Selected excerpt >>
========
Blog

The adage says, "what gets measured gets done." Here, I aim to give an overview of how mathematicians study measurement rigorously, and how machine-learning research can use the rigor of the mathematical measure to its advantage.

There are two separate – yet highly related and annoyingly conflatable – concepts to keep track of here: a (distance) metric and a measure. I'll start with some mathematical preliminaries, discuss the metric and some of its applications, then conclude with the more theoretical measure.

The metric

Definitions

As a refresher, metric on a set \(S\) gives a sense of distance between two points in a set. It is a function \(d: S \times S \to \mathbb{R}\) that follows three rules:

Non-negativity: \(d(x,y) \geq 0\) for any pair of \(x\) and \(y\) in \(S\). The only way we can have \(d(x,y)=0\) is if \(x=y\). Any two points that are not identical have some distance between them.
Symmetry: \(d(x,y)=d(y,x)\). Your distance starting from point \(x\) and walking to point \(y\) is the same as the distance starting from point \(y\) and walking to point \(x\).
Triangle inequality: for any three points \(x\), \(y\), and \(z\) in \(S\), \(d(x,z) \leq d(x,y) + d(y,z)\). This one's a bit subtler, but it generalizes the fact that no edge of a triangle can be longer than the sum of the other two edges. Usually, when we're determining whether a given function is a metric, this is the condition we need to look out for.

The simplest example of a metric is the absolute value \(|\cdot|\) on the real numbers: \(|x-y|\) is always non-negative (by definition), it's definitely symmetric (\(|x-y| = |-(y-x)| = |y-x|\)), and it passes the triangle inequality.

Inner products, norms, and metrics

Most spaces that we work with in ML have an implicitly or explicitly defined positive-definite symmetric bilinear form \(g(\cdot, \cdot)\), better known as an inner product, which accepts two inputs and measures their "alignment," in some sense, in the real numbers. Even though it has the same functional form \(g: S \times S \to \mathbb{R}\) as a metric, the inner product has key differences: it need not be symmetric or non-negative. In Euclidean space, the familiar dot product \(g(\mathbf{x},\mathbf{y}) = \langle \mathbf{x}, \mathbf{y} \rangle = \mathbf{x} \cdot \mathbf{y} = x_1 y_1 + \ldots + x_n y_n\) plays this role. The "alignment" interpretation here is clear: vectors pointing in the same or opposite directions have very positive or very negative inner products, respectively, while orthogonal vectors evaluate to 0. This works in other spaces, too: for functions \(f\) and \(h\) defined in the space of functions on a given domain \(D\), the inner product is defined as \(g(f, h) = \int_D f(x) h(x)\, dx.\)
========
What you need to do >>
(a) What does the blog post on metrics and measures give as the simplest example of a metric?
(b) Output the stretch of the blog post on metrics and measures from "Symmetry: \(d(x,y)=d(y,x)\). Your" through "look out for.".
(c) Go on with the blog post on metrics and measures, picking up after its final sentence.

(Layout coordinate data)
========
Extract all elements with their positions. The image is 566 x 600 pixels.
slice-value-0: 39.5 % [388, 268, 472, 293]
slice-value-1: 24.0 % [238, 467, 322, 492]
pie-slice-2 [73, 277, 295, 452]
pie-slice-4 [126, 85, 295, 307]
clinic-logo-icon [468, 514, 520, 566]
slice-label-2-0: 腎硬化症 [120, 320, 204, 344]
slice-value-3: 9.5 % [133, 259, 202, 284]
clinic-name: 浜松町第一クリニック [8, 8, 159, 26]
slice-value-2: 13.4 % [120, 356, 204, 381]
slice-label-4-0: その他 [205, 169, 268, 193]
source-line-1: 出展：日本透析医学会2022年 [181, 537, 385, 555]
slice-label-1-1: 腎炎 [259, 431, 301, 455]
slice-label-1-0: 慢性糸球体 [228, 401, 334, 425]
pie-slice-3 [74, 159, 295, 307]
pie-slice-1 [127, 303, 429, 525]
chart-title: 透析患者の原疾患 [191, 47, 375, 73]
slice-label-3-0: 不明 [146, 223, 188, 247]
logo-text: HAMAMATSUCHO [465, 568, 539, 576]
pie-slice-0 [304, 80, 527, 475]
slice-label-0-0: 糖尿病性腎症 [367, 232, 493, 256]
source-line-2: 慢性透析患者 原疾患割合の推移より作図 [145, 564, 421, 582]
========
Expected outputs >>
(a) The absolute value on the real numbers.

(b)
Symmetry: \(d(x,y)=d(y,x)\). Your distance starting from point \(x\) and walking to point \(y\) is the same as the distance starting from point \(y\) and walking to point \(x\).
Triangle inequality: for any three points \(x\), \(y\), and \(z\) in \(S\), \(d(x,z) \leq d(x,y) + d(y,z)\). This one's a bit subtler, but it generalizes the fact that no edge of a triangle can be longer than the sum of the other two edges. Usually, when we're determining whether a given function is a metric, this is the condition we need to look out for.

(c)
As with vectors, the functions are perfectly aligned when they're identical, perfectly disaligned when they're negatives of one another, and orthogonal in the middle.

From a given inner product, we define the norm \(\| v \| = \sqrt{g(v, v)}\). This is what we construct when we say an inner product "induces" a norm. The norm is always well defined since the inner product between a vector and itself is always nonnegative: regardless of whether \(x_i\) is positive or negative, \(x_i x_i = x_i^2\) will always be nonnegative, so we can take the \(\sqrt{\cdot}\) operation without fear. In other spaces, the inner product will be defined so that this is satisfied.

Inducing a distance metric here is easy: we let \(d(x,y) = \|x-y\| = \sqrt{g(x-y, x-y)}\) for whatever norm we've defined. This will be a well-defined distance metric (in the sense discussed above) as long as its inducing norm is defined correctly.

Metrics in machine learning

Metrics are important because they define most of the topologies we work with in machine learning. When we say a metric \(d\) "defines" a topology on a set \(S\), we mean that the open sets of that topology take the form \(\{x: d(s,x) < \varepsilon\}\) for a given point \(s\) in \(S\) and some real number \(\varepsilon\). In the real numbers, for instance, the set \(\{x: d(x,0) = |x-0| <1 \}\) is the same as the interval \((-1, 1)\), which is clearly an open interval.

Critically, metrics and loss functions are not the same. Often they don't even coincide, with the notable exception of the \(L^2\) norm in regression. They serve fundamentally different purposes – metrics define geometry, loss functions define optimization objectives – but knowing and applying the difference is a very useful skill.

Of the metric spaces in machine learning, there are three main ones, another that shows up only sometimes, and one more subtler (and very cool!) one that shows up in some interesting settings. All that follows assumes we're working with some network \(f_{\theta}\) defined by a set of parameters \(\theta\).

The data space is simply the space that the data live in. An image of \(64 \times 64\) pixels, for instance, exists in the data space \(X = \mathbb{R}^{64 \cdot 64}\). A function \(f_\theta: X \to Y\) takes in data from this space and outputs something in the output space \(Y\) (for instance, class probabilities).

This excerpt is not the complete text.